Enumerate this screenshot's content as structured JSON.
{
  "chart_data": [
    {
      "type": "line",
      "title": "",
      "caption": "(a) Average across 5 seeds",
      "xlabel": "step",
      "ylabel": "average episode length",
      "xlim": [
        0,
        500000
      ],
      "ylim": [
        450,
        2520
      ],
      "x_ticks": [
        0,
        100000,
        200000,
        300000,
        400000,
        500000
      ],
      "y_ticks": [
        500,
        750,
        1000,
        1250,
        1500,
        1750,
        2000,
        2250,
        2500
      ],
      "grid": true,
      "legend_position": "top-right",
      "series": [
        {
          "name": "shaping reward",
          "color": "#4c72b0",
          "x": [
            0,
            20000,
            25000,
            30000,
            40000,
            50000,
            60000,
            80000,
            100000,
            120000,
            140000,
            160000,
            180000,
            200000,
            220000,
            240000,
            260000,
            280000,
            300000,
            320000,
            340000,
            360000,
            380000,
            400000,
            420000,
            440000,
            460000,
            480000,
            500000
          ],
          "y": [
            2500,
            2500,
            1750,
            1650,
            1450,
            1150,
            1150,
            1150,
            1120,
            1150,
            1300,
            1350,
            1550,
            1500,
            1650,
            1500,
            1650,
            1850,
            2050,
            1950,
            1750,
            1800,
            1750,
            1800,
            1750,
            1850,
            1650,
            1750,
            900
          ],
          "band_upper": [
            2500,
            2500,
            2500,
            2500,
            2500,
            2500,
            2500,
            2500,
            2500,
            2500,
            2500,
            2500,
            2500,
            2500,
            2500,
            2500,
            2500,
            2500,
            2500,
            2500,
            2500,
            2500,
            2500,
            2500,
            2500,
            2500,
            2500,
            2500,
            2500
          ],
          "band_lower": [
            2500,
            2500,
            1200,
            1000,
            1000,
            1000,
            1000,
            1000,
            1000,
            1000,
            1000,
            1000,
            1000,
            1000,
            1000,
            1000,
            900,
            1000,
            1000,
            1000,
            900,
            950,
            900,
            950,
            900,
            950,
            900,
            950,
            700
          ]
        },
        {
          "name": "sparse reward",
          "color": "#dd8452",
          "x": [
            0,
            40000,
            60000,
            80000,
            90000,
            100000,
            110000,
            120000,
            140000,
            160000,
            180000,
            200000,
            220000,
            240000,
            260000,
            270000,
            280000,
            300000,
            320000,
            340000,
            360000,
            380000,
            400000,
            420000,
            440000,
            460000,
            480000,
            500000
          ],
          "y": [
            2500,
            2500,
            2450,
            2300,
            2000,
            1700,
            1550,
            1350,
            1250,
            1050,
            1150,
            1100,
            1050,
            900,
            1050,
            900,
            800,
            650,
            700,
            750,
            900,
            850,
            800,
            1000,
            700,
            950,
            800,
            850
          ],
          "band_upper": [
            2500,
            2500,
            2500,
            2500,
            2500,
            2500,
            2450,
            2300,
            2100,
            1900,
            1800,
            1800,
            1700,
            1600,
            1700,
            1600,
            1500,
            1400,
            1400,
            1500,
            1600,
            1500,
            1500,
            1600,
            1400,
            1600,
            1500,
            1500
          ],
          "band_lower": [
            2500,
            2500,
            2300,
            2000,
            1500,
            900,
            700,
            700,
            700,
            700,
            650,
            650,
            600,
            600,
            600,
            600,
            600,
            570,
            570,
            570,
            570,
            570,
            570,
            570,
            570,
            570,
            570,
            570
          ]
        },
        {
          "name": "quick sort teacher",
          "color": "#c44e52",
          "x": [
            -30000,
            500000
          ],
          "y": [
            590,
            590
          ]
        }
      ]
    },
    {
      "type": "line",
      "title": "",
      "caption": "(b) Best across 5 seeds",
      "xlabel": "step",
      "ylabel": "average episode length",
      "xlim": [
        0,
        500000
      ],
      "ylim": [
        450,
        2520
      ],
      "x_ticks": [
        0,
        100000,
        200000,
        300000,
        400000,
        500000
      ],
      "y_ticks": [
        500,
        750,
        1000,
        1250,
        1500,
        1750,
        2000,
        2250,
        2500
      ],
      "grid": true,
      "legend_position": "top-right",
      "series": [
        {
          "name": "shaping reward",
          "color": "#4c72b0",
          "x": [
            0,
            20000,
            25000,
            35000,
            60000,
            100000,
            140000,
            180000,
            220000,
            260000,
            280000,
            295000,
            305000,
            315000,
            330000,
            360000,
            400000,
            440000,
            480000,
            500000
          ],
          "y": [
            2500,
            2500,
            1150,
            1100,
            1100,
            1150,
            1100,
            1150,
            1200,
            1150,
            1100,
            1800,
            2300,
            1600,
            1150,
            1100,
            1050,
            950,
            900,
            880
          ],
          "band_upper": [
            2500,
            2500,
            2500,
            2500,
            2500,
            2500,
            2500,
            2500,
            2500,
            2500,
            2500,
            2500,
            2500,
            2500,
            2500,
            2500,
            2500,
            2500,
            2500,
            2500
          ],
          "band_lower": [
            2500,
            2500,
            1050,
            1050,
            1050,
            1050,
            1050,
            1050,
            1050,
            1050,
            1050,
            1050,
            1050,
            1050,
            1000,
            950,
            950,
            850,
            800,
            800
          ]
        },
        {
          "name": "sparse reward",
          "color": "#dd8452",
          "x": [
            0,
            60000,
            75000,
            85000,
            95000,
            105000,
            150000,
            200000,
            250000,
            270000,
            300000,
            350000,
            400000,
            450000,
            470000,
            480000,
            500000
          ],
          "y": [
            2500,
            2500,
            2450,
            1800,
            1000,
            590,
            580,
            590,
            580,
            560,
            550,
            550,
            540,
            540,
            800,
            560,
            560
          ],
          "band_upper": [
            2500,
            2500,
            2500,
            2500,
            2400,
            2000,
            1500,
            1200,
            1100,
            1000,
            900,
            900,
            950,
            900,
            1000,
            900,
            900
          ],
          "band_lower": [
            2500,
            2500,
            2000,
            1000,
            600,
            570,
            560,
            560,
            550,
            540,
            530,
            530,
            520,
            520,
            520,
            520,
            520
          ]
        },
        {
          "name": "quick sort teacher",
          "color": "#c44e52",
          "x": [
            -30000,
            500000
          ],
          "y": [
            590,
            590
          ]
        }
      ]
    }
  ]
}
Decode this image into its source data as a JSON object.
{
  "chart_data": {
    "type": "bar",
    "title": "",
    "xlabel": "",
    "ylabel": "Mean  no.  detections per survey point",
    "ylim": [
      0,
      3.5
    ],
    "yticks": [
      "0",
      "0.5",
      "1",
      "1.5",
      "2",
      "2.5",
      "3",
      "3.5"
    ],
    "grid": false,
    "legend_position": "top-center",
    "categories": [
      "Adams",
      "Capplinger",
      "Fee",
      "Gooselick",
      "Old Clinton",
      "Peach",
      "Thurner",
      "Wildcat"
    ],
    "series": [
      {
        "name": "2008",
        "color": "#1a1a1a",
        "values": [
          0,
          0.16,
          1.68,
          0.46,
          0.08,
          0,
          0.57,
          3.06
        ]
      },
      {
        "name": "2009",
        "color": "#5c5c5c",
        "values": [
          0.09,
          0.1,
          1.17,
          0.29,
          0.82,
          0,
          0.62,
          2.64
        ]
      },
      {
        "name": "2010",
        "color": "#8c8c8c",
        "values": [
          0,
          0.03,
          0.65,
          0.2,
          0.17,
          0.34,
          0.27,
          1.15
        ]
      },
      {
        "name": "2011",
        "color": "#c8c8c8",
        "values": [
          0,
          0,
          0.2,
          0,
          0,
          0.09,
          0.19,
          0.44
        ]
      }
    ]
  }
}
※
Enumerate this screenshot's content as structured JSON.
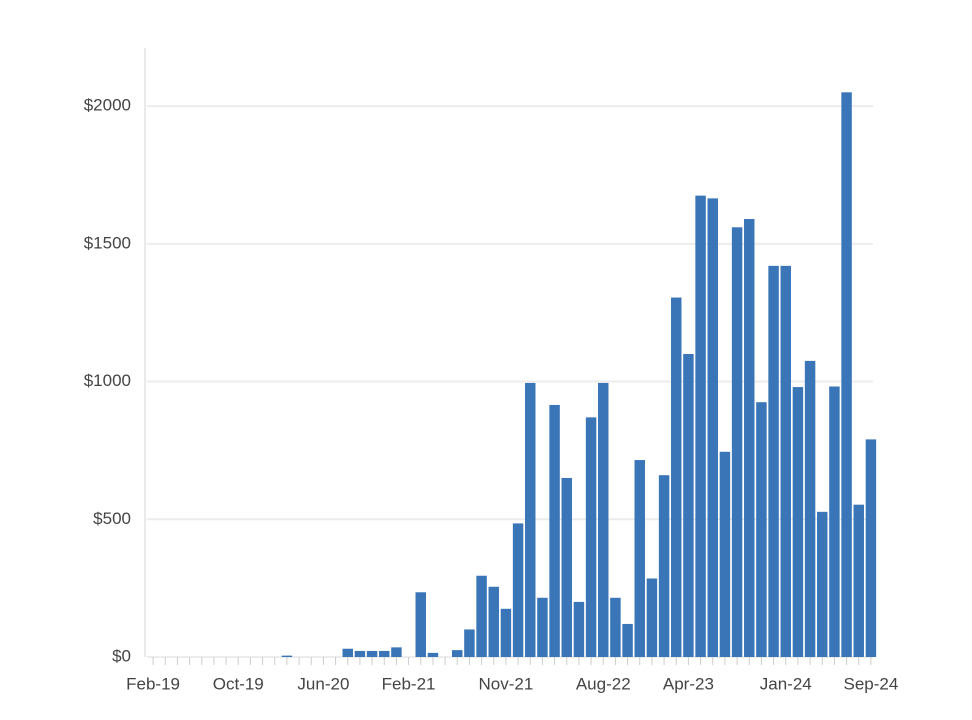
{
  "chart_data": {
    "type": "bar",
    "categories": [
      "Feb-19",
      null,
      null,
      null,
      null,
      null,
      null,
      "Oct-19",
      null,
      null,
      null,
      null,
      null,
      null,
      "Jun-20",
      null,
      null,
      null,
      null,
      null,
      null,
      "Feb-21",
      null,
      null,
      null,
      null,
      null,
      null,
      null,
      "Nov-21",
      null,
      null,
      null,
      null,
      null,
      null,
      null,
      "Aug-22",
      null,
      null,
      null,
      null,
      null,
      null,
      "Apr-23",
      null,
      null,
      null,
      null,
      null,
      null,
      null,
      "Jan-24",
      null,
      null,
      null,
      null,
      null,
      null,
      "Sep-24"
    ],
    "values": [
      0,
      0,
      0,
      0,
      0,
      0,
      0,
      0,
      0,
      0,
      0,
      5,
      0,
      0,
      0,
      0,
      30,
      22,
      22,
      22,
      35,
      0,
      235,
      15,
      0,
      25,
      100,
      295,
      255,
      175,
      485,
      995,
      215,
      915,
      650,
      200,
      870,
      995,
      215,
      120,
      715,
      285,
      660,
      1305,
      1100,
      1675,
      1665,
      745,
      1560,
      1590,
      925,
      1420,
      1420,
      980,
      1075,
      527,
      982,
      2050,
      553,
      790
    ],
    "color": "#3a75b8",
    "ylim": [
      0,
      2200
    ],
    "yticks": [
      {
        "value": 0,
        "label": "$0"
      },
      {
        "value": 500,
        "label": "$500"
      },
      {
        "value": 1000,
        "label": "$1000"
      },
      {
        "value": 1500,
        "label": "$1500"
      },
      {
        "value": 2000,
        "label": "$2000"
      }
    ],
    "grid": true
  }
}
※
__What is needed__:
Show each line holding the word "caption".

__Task answer__:
      "caption": "(a) Average across 5 seeds",
      "caption": "(b) Best across 5 seeds",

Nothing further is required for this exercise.